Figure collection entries
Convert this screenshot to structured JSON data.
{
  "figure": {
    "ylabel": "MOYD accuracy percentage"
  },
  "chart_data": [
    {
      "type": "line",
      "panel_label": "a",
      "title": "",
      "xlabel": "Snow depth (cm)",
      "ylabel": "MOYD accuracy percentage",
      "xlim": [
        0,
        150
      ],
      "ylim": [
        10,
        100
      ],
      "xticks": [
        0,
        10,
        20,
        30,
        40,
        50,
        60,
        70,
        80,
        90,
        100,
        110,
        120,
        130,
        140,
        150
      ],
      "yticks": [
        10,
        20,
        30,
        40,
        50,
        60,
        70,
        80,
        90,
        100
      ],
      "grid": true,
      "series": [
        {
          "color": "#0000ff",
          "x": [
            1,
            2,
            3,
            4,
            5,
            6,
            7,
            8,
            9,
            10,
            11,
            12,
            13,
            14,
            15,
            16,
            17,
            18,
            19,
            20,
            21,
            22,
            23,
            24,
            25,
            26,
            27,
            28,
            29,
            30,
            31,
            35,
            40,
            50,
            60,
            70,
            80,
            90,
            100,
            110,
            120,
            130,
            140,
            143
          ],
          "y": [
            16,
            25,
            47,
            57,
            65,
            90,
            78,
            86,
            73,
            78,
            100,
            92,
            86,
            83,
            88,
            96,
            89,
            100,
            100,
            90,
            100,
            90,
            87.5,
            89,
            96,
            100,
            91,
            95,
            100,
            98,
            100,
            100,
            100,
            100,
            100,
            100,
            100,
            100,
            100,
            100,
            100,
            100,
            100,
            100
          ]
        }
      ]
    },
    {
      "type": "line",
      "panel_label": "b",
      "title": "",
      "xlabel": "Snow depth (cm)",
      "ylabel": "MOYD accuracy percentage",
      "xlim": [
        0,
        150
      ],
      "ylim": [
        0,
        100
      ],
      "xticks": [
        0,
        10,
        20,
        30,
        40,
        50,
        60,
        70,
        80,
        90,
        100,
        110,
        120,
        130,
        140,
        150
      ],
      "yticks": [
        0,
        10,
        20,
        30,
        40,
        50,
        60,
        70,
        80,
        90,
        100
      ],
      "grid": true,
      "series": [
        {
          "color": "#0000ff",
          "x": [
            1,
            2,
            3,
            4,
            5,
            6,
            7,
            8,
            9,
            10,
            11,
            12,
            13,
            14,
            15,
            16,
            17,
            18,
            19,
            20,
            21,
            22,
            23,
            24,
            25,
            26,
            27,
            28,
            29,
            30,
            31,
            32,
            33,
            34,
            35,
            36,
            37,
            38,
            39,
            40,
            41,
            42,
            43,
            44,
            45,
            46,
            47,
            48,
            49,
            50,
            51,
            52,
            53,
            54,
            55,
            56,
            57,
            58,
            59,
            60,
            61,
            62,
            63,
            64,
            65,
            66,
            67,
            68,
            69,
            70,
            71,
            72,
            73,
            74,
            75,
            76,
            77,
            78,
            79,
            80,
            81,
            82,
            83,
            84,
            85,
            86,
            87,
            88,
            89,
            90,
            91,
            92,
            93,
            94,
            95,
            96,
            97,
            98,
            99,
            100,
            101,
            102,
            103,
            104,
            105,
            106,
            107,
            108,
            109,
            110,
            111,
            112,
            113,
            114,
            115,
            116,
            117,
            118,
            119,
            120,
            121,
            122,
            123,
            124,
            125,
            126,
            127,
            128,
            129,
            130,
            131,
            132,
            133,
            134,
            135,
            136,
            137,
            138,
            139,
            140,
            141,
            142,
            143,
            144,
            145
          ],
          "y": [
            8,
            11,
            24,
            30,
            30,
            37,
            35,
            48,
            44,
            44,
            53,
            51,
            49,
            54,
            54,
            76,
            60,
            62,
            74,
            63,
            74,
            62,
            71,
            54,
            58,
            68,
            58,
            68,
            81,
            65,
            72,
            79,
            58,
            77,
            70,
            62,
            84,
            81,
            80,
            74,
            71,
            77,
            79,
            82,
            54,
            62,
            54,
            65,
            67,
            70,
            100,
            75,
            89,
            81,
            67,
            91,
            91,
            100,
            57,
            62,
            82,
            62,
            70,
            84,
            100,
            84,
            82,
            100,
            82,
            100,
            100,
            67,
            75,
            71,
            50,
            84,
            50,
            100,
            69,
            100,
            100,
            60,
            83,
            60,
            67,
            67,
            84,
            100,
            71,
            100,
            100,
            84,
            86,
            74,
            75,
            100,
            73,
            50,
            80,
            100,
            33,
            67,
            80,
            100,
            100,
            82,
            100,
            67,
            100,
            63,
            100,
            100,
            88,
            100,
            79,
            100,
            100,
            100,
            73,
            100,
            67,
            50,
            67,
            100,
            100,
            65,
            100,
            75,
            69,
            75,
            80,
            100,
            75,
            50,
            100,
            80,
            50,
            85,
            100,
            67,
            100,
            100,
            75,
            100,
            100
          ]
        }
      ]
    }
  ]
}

__DIRECTION__
Everything in the listing above should be restated exactly.

__FINISHED ANSWER__
Convert this screenshot to structured JSON data.
{
  "figure": {
    "ylabel": "MOYD accuracy percentage"
  },
  "chart_data": [
    {
      "type": "line",
      "panel_label": "a",
      "title": "",
      "xlabel": "Snow depth (cm)",
      "ylabel": "MOYD accuracy percentage",
      "xlim": [
        0,
        150
      ],
      "ylim": [
        10,
        100
      ],
      "xticks": [
        0,
        10,
        20,
        30,
        40,
        50,
        60,
        70,
        80,
        90,
        100,
        110,
        120,
        130,
        140,
        150
      ],
      "yticks": [
        10,
        20,
        30,
        40,
        50,
        60,
        70,
        80,
        90,
        100
      ],
      "grid": true,
      "series": [
        {
          "color": "#0000ff",
          "x": [
            1,
            2,
            3,
            4,
            5,
            6,
            7,
            8,
            9,
            10,
            11,
            12,
            13,
            14,
            15,
            16,
            17,
            18,
            19,
            20,
            21,
            22,
            23,
            24,
            25,
            26,
            27,
            28,
            29,
            30,
            31,
            35,
            40,
            50,
            60,
            70,
            80,
            90,
            100,
            110,
            120,
            130,
            140,
            143
          ],
          "y": [
            16,
            25,
            47,
            57,
            65,
            90,
            78,
            86,
            73,
            78,
            100,
            92,
            86,
            83,
            88,
            96,
            89,
            100,
            100,
            90,
            100,
            90,
            87.5,
            89,
            96,
            100,
            91,
            95,
            100,
            98,
            100,
            100,
            100,
            100,
            100,
            100,
            100,
            100,
            100,
            100,
            100,
            100,
            100,
            100
          ]
        }
      ]
    },
    {
      "type": "line",
      "panel_label": "b",
      "title": "",
      "xlabel": "Snow depth (cm)",
      "ylabel": "MOYD accuracy percentage",
      "xlim": [
        0,
        150
      ],
      "ylim": [
        0,
        100
      ],
      "xticks": [
        0,
        10,
        20,
        30,
        40,
        50,
        60,
        70,
        80,
        90,
        100,
        110,
        120,
        130,
        140,
        150
      ],
      "yticks": [
        0,
        10,
        20,
        30,
        40,
        50,
        60,
        70,
        80,
        90,
        100
      ],
      "grid": true,
      "series": [
        {
          "color": "#0000ff",
          "x": [
            1,
            2,
            3,
            4,
            5,
            6,
            7,
            8,
            9,
            10,
            11,
            12,
            13,
            14,
            15,
            16,
            17,
            18,
            19,
            20,
            21,
            22,
            23,
            24,
            25,
            26,
            27,
            28,
            29,
            30,
            31,
            32,
            33,
            34,
            35,
            36,
            37,
            38,
            39,
            40,
            41,
            42,
            43,
            44,
            45,
            46,
            47,
            48,
            49,
            50,
            51,
            52,
            53,
            54,
            55,
            56,
            57,
            58,
            59,
            60,
            61,
            62,
            63,
            64,
            65,
            66,
            67,
            68,
            69,
            70,
            71,
            72,
            73,
            74,
            75,
            76,
            77,
            78,
            79,
            80,
            81,
            82,
            83,
            84,
            85,
            86,
            87,
            88,
            89,
            90,
            91,
            92,
            93,
            94,
            95,
            96,
            97,
            98,
            99,
            100,
            101,
            102,
            103,
            104,
            105,
            106,
            107,
            108,
            109,
            110,
            111,
            112,
            113,
            114,
            115,
            116,
            117,
            118,
            119,
            120,
            121,
            122,
            123,
            124,
            125,
            126,
            127,
            128,
            129,
            130,
            131,
            132,
            133,
            134,
            135,
            136,
            137,
            138,
            139,
            140,
            141,
            142,
            143,
            144,
            145
          ],
          "y": [
            8,
            11,
            24,
            30,
            30,
            37,
            35,
            48,
            44,
            44,
            53,
            51,
            49,
            54,
            54,
            76,
            60,
            62,
            74,
            63,
            74,
            62,
            71,
            54,
            58,
            68,
            58,
            68,
            81,
            65,
            72,
            79,
            58,
            77,
            70,
            62,
            84,
            81,
            80,
            74,
            71,
            77,
            79,
            82,
            54,
            62,
            54,
            65,
            67,
            70,
            100,
            75,
            89,
            81,
            67,
            91,
            91,
            100,
            57,
            62,
            82,
            62,
            70,
            84,
            100,
            84,
            82,
            100,
            82,
            100,
            100,
            67,
            75,
            71,
            50,
            84,
            50,
            100,
            69,
            100,
            100,
            60,
            83,
            60,
            67,
            67,
            84,
            100,
            71,
            100,
            100,
            84,
            86,
            74,
            75,
            100,
            73,
            50,
            80,
            100,
            33,
            67,
            80,
            100,
            100,
            82,
            100,
            67,
            100,
            63,
            100,
            100,
            88,
            100,
            79,
            100,
            100,
            100,
            73,
            100,
            67,
            50,
            67,
            100,
            100,
            65,
            100,
            75,
            69,
            75,
            80,
            100,
            75,
            50,
            100,
            80,
            50,
            85,
            100,
            67,
            100,
            100,
            75,
            100,
            100
          ]
        }
      ]
    }
  ]
}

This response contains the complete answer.